::: RECORDS FOR THE EXERCISE :::

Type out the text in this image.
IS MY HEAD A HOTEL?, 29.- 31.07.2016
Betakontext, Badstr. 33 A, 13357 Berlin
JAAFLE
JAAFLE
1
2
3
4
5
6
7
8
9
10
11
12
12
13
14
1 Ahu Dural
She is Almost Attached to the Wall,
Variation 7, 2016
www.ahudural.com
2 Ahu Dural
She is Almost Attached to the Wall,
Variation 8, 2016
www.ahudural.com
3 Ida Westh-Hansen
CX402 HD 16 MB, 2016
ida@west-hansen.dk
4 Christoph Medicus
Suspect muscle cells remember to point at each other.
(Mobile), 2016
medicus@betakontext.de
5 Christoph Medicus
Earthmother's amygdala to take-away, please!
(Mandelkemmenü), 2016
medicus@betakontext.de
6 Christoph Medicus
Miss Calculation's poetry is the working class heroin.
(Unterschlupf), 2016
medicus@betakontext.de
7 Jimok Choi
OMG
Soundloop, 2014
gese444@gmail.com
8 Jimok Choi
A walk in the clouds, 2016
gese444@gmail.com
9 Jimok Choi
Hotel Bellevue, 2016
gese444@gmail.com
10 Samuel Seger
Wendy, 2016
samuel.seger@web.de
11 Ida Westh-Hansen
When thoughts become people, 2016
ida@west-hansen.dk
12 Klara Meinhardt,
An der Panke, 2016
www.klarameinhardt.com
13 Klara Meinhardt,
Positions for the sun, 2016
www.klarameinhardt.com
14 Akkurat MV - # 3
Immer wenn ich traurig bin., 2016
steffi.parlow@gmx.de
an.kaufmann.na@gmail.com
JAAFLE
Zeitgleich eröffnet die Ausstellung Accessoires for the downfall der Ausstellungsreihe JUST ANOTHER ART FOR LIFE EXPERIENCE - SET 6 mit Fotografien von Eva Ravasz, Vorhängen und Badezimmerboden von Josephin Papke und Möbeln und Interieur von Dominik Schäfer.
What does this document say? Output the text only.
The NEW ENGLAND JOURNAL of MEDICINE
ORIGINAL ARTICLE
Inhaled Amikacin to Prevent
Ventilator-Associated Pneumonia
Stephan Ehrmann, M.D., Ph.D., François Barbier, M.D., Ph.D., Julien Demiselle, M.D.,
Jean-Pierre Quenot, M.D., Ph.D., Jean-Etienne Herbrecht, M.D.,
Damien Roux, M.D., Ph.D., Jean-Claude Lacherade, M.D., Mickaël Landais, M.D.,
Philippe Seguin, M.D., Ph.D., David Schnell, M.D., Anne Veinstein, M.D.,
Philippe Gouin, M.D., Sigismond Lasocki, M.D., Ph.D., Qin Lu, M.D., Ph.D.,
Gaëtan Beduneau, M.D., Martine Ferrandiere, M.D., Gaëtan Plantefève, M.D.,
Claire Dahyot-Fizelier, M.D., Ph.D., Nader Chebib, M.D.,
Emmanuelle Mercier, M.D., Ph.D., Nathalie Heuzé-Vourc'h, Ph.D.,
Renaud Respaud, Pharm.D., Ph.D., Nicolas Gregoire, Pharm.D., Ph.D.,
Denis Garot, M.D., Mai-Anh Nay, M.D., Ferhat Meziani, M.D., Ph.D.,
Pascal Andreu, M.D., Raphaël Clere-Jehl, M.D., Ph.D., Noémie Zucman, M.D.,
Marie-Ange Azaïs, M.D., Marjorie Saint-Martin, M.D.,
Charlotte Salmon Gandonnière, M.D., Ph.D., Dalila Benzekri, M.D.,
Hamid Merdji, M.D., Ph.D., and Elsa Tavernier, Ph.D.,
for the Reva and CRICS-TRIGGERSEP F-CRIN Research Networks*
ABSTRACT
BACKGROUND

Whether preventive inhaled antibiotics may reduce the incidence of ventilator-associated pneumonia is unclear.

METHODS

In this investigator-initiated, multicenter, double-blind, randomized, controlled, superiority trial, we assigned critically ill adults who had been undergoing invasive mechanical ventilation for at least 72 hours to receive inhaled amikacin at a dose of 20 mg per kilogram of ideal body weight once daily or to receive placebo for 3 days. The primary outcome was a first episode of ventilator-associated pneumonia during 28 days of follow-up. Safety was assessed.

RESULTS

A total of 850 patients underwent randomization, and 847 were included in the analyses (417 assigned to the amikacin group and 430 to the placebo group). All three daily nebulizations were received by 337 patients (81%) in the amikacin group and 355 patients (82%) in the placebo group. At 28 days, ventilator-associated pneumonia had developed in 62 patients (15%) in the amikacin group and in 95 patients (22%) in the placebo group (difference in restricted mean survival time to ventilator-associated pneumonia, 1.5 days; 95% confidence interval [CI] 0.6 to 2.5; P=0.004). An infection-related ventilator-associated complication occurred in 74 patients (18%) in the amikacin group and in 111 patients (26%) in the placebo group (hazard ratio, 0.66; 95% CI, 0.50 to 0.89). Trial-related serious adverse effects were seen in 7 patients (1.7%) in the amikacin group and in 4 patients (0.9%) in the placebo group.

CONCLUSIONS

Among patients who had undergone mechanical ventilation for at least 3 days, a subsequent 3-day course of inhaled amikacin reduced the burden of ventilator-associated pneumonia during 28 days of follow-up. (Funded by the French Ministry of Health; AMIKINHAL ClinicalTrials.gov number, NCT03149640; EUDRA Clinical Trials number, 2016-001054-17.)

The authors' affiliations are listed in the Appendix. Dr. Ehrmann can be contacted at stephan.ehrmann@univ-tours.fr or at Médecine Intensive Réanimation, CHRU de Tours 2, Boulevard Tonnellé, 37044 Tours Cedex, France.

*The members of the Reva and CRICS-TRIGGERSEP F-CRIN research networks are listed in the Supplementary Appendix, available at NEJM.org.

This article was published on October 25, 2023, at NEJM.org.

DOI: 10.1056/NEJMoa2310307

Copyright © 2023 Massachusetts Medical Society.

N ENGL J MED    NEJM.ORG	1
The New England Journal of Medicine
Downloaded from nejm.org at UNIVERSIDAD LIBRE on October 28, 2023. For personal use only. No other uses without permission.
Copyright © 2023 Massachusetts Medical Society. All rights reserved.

:::

PROBLEM DESCRIPTION: The lines holding the word "Appendix" are the answer. Pull them out of the records and copy them.

REPLY TO THE TASK:
The authors' affiliations are listed in the Appendix. Dr. Ehrmann can be contacted at stephan.ehrmann@univ-tours.fr or at Médecine Intensive Réanimation, CHRU de Tours 2, Boulevard Tonnellé, 37044 Tours Cedex, France.
*The members of the Reva and CRICS-TRIGGERSEP F-CRIN research networks are listed in the Supplementary Appendix, available at NEJM.org.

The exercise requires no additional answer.